__Given task__
Only lines with the word "accent" are needed; collect each of them from the listing below.

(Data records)
"""

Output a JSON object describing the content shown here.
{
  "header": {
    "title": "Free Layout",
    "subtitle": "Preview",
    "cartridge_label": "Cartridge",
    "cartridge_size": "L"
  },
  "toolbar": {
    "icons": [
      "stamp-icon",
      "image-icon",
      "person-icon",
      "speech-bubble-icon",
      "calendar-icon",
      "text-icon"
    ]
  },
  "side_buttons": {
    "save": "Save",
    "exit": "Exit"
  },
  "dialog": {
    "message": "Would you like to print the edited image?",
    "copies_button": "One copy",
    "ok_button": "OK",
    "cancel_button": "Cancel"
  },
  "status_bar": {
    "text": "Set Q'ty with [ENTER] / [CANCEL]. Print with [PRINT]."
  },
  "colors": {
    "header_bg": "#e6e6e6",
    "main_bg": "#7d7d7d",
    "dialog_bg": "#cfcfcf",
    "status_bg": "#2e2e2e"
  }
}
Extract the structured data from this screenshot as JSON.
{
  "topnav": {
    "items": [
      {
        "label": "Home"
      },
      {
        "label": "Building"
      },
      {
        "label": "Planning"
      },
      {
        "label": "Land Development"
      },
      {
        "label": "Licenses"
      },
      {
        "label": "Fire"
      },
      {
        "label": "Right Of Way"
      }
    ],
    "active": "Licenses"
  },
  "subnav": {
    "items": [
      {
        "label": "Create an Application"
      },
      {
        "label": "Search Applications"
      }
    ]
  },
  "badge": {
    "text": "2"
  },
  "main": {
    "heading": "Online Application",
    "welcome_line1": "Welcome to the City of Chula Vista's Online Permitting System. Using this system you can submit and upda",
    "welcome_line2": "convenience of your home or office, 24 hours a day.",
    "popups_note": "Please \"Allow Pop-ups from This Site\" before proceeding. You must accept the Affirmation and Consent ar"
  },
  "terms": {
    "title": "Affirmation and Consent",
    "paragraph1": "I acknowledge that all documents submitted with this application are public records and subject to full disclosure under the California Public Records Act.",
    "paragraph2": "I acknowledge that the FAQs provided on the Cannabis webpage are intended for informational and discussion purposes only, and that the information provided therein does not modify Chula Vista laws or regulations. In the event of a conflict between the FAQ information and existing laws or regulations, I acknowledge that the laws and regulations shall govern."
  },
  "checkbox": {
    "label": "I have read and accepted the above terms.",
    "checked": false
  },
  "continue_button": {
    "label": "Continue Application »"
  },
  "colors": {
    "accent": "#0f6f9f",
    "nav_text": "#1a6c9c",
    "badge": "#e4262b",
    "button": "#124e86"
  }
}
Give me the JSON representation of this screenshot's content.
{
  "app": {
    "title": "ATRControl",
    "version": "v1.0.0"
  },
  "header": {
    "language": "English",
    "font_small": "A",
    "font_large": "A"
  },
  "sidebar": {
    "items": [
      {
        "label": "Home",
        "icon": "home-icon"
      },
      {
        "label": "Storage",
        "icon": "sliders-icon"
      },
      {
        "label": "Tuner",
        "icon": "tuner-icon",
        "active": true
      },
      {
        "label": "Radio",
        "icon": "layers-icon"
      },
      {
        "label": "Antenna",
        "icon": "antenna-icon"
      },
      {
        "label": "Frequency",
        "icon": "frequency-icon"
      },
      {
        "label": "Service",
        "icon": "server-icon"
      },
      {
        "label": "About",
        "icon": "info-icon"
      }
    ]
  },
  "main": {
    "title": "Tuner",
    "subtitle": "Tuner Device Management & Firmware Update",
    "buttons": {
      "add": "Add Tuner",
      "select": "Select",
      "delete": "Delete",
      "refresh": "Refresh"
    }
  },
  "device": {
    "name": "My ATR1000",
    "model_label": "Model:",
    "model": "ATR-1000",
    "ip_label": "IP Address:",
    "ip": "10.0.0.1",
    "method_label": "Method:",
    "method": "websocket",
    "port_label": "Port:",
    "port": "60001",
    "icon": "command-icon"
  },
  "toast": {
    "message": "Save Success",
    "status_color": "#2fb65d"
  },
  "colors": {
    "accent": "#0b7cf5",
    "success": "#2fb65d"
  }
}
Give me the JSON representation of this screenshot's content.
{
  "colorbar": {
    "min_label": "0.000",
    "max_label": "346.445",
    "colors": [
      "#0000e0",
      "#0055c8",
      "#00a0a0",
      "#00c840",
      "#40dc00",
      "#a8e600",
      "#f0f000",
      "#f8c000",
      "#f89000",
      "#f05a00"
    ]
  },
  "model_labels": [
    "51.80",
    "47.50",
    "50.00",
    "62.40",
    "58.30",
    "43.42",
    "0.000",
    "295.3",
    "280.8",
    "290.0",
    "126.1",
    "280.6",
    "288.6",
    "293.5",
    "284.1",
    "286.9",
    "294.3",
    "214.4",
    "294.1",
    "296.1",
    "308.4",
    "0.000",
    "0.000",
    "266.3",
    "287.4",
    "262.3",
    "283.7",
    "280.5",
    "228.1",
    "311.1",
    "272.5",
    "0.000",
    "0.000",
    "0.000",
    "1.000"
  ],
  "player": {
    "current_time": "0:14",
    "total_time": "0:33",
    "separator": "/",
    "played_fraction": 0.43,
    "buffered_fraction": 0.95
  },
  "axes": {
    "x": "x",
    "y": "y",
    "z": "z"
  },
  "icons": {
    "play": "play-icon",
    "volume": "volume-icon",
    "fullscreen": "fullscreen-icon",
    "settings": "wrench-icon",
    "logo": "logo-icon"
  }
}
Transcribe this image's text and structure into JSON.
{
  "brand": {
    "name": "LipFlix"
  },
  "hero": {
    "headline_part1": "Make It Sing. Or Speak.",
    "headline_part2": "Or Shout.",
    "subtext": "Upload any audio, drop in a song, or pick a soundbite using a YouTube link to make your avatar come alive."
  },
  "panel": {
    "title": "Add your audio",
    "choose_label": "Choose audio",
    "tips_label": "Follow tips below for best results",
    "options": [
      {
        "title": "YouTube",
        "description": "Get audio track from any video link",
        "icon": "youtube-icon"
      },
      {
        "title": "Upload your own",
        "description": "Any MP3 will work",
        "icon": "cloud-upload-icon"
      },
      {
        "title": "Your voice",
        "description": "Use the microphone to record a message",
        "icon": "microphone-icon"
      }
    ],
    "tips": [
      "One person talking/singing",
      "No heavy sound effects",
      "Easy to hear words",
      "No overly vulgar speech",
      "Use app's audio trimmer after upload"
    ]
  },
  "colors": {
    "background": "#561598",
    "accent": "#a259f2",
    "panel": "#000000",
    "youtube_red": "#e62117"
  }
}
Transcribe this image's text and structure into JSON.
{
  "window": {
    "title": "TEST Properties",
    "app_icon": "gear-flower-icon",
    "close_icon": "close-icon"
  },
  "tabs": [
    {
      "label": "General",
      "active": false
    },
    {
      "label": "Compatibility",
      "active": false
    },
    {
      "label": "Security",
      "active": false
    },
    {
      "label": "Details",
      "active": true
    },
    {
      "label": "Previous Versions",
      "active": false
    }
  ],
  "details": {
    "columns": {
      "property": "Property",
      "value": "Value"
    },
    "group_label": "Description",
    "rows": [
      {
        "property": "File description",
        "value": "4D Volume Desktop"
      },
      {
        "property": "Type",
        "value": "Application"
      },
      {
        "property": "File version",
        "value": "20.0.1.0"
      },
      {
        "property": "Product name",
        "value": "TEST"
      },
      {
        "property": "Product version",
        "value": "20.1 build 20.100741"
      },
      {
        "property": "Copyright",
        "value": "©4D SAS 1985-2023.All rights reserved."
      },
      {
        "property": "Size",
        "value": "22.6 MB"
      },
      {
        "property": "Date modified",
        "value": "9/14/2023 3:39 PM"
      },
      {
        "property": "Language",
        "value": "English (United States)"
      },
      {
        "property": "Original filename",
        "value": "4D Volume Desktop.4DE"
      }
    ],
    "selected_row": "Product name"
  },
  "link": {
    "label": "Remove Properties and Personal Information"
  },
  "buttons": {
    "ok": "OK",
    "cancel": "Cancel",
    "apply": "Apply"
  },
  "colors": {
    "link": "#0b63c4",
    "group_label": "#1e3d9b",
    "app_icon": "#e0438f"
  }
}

"""

__Exercise response__
    "accent": "#0f6f9f",
    "accent": "#0b7cf5",
    "accent": "#a259f2",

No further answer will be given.